__SET TASK__
Go over the listing below line by line and tally those containing "your". Give only the tally.

__GIVEN ENTRIES__

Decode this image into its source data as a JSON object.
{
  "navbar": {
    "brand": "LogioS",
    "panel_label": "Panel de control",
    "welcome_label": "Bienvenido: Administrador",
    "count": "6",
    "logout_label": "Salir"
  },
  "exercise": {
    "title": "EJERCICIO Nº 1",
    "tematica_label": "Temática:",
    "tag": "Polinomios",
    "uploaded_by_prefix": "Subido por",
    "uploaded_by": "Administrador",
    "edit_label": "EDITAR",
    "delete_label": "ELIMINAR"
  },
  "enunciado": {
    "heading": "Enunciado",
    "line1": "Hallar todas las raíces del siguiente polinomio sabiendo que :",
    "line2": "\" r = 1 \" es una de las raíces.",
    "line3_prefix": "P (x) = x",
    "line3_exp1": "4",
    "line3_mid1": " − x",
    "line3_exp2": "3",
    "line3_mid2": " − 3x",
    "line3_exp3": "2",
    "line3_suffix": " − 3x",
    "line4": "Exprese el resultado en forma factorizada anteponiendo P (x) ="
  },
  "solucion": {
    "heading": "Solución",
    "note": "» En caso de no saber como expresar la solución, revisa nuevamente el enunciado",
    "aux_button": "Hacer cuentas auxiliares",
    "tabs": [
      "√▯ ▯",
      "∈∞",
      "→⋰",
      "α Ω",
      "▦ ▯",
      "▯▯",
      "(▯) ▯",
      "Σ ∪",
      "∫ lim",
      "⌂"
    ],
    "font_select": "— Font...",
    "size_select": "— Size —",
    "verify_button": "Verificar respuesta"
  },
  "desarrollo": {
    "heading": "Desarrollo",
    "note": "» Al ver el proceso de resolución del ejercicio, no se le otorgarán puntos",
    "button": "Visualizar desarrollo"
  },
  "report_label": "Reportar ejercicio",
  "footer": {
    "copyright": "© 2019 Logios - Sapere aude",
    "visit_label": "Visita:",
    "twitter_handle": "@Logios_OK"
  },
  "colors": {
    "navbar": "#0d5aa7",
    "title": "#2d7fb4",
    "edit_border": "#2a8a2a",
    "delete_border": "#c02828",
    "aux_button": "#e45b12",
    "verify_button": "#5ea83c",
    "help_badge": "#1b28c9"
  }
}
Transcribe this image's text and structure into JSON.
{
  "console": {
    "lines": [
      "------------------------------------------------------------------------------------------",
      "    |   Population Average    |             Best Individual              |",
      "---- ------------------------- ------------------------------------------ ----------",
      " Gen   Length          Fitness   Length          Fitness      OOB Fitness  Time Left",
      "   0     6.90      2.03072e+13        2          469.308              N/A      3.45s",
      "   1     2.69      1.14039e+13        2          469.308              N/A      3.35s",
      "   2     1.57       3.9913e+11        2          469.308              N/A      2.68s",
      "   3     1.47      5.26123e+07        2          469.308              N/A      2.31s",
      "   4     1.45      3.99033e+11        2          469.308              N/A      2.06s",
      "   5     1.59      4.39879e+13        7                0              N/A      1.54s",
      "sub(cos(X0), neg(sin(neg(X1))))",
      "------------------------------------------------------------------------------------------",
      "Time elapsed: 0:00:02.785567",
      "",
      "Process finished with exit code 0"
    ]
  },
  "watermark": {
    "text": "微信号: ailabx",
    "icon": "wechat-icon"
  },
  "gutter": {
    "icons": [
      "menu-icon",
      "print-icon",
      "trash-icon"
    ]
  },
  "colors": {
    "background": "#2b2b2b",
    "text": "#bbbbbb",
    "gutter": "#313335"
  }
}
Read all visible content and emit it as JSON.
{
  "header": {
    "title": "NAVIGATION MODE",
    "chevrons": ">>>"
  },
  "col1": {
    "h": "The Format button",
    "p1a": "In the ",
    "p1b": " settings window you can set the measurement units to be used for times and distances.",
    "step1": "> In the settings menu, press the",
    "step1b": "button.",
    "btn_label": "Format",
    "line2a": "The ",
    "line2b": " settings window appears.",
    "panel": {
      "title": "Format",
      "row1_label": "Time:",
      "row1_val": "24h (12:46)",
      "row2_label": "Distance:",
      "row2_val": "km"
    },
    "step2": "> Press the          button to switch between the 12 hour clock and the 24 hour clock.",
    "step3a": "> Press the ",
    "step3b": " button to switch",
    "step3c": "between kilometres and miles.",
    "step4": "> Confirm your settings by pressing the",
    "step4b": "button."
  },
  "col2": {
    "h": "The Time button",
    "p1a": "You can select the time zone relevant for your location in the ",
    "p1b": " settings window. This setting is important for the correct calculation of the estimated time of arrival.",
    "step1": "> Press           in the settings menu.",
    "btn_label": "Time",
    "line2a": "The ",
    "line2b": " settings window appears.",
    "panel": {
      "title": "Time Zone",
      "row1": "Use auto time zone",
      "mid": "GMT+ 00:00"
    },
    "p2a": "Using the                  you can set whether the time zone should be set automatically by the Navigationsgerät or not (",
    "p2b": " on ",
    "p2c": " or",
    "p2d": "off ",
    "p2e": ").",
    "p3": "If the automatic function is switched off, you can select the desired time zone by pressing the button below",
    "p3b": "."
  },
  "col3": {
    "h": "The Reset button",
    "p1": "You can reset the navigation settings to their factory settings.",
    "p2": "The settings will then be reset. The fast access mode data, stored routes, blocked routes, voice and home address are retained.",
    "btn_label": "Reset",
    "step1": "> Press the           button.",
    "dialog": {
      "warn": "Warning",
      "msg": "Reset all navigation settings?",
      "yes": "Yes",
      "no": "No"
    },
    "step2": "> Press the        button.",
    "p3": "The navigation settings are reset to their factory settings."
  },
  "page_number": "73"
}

__CORRECT RESULT__
2